# start of Source data
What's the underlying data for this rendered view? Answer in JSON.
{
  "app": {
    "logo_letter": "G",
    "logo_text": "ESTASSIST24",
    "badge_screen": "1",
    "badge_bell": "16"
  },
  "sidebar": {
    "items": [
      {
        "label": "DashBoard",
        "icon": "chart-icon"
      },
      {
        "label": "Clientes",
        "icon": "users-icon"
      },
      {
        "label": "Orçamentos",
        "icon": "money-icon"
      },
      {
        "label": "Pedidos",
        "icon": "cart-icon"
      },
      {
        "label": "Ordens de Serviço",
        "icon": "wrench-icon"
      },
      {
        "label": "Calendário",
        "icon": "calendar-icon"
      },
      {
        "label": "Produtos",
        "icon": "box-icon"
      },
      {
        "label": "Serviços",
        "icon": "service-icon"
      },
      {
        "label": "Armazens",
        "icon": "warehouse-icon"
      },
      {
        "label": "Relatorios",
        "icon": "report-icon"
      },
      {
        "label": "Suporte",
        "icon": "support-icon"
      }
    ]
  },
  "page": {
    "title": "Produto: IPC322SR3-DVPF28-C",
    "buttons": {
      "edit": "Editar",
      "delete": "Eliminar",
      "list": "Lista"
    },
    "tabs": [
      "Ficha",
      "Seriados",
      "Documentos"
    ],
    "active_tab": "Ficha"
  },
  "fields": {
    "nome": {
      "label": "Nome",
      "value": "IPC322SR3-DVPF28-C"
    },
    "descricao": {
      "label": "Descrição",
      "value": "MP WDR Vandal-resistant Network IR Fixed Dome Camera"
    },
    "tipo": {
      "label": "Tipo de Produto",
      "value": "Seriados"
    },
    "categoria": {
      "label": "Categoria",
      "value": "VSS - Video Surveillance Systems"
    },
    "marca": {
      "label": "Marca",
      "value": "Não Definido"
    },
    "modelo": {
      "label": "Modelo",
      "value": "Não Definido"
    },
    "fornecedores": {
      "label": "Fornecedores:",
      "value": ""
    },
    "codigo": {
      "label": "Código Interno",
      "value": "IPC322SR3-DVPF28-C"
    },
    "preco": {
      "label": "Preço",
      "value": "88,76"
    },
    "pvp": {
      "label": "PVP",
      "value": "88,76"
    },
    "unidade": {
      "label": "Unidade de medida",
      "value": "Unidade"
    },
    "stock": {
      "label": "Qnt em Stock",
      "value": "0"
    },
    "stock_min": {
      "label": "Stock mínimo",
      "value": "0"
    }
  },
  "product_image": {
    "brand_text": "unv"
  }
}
# end of Source data
**Stated problem**
Return the whole listing exactly.

**Solution**
What's the underlying data for this rendered view? Answer in JSON.
{
  "app": {
    "logo_letter": "G",
    "logo_text": "ESTASSIST24",
    "badge_screen": "1",
    "badge_bell": "16"
  },
  "sidebar": {
    "items": [
      {
        "label": "DashBoard",
        "icon": "chart-icon"
      },
      {
        "label": "Clientes",
        "icon": "users-icon"
      },
      {
        "label": "Orçamentos",
        "icon": "money-icon"
      },
      {
        "label": "Pedidos",
        "icon": "cart-icon"
      },
      {
        "label": "Ordens de Serviço",
        "icon": "wrench-icon"
      },
      {
        "label": "Calendário",
        "icon": "calendar-icon"
      },
      {
        "label": "Produtos",
        "icon": "box-icon"
      },
      {
        "label": "Serviços",
        "icon": "service-icon"
      },
      {
        "label": "Armazens",
        "icon": "warehouse-icon"
      },
      {
        "label": "Relatorios",
        "icon": "report-icon"
      },
      {
        "label": "Suporte",
        "icon": "support-icon"
      }
    ]
  },
  "page": {
    "title": "Produto: IPC322SR3-DVPF28-C",
    "buttons": {
      "edit": "Editar",
      "delete": "Eliminar",
      "list": "Lista"
    },
    "tabs": [
      "Ficha",
      "Seriados",
      "Documentos"
    ],
    "active_tab": "Ficha"
  },
  "fields": {
    "nome": {
      "label": "Nome",
      "value": "IPC322SR3-DVPF28-C"
    },
    "descricao": {
      "label": "Descrição",
      "value": "MP WDR Vandal-resistant Network IR Fixed Dome Camera"
    },
    "tipo": {
      "label": "Tipo de Produto",
      "value": "Seriados"
    },
    "categoria": {
      "label": "Categoria",
      "value": "VSS - Video Surveillance Systems"
    },
    "marca": {
      "label": "Marca",
      "value": "Não Definido"
    },
    "modelo": {
      "label": "Modelo",
      "value": "Não Definido"
    },
    "fornecedores": {
      "label": "Fornecedores:",
      "value": ""
    },
    "codigo": {
      "label": "Código Interno",
      "value": "IPC322SR3-DVPF28-C"
    },
    "preco": {
      "label": "Preço",
      "value": "88,76"
    },
    "pvp": {
      "label": "PVP",
      "value": "88,76"
    },
    "unidade": {
      "label": "Unidade de medida",
      "value": "Unidade"
    },
    "stock": {
      "label": "Qnt em Stock",
      "value": "0"
    },
    "stock_min": {
      "label": "Stock mínimo",
      "value": "0"
    }
  },
  "product_image": {
    "brand_text": "unv"
  }
}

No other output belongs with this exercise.